Work to do -> Starting at the line that contains "What does this", print every remaining line of the entries, unchanged, and output nothing more.

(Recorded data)
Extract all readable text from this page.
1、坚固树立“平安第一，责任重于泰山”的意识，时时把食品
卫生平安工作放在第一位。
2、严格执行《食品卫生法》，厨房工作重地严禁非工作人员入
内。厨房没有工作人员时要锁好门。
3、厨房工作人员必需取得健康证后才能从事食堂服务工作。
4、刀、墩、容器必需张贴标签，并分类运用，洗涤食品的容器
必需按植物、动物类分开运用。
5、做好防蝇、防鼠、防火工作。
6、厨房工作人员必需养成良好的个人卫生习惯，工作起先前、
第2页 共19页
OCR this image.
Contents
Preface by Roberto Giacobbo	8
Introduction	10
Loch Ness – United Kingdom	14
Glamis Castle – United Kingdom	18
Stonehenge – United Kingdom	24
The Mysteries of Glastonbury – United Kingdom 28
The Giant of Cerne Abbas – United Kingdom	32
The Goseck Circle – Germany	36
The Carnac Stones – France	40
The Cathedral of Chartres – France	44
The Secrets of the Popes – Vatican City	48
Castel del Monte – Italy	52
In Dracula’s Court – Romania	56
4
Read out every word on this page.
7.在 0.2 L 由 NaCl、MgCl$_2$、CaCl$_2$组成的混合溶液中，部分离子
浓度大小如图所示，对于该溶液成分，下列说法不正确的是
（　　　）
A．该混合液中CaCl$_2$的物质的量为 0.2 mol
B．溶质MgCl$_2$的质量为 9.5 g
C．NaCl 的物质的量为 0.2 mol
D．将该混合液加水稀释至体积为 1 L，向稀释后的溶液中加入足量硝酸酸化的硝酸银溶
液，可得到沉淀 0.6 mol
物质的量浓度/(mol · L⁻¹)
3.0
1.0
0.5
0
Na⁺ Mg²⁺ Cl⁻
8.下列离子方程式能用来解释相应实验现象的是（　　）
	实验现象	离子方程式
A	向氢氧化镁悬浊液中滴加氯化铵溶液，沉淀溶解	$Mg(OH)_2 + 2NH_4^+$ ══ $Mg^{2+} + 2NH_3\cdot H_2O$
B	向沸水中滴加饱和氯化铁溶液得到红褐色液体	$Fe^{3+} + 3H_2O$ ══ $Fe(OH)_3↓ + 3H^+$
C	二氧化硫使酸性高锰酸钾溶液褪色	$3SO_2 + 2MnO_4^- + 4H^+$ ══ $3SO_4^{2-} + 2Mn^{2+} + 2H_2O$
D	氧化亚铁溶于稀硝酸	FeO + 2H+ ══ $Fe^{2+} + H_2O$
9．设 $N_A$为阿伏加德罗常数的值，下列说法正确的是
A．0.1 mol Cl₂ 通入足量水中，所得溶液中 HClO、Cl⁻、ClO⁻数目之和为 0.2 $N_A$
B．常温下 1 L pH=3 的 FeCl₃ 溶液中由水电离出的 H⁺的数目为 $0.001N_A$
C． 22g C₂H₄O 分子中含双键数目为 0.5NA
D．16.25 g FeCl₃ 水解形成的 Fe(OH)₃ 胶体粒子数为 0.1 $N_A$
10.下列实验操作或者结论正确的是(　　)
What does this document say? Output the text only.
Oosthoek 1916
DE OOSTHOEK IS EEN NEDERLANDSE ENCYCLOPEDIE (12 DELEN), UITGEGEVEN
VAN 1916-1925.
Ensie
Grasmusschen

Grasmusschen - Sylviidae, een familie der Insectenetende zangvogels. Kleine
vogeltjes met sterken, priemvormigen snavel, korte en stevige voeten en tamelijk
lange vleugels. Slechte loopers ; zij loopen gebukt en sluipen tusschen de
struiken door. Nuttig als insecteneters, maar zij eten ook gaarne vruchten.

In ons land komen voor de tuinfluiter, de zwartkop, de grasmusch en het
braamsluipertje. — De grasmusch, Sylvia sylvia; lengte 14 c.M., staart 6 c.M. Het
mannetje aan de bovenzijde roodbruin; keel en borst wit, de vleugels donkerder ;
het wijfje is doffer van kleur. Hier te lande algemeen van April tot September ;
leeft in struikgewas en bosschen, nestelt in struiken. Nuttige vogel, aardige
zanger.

Written reply ->
What does this document say? Output the text only.
Oosthoek 1916
DE OOSTHOEK IS EEN NEDERLANDSE ENCYCLOPEDIE (12 DELEN), UITGEGEVEN
VAN 1916-1925.
Ensie
Grasmusschen

Grasmusschen - Sylviidae, een familie der Insectenetende zangvogels. Kleine
vogeltjes met sterken, priemvormigen snavel, korte en stevige voeten en tamelijk
lange vleugels. Slechte loopers ; zij loopen gebukt en sluipen tusschen de
struiken door. Nuttig als insecteneters, maar zij eten ook gaarne vruchten.

In ons land komen voor de tuinfluiter, de zwartkop, de grasmusch en het
braamsluipertje. — De grasmusch, Sylvia sylvia; lengte 14 c.M., staart 6 c.M. Het
mannetje aan de bovenzijde roodbruin; keel en borst wit, de vleugels donkerder ;
het wijfje is doffer van kleur. Hier te lande algemeen van April tot September ;
leeft in struikgewas en bosschen, nestelt in struiken. Nuttige vogel, aardige
zanger.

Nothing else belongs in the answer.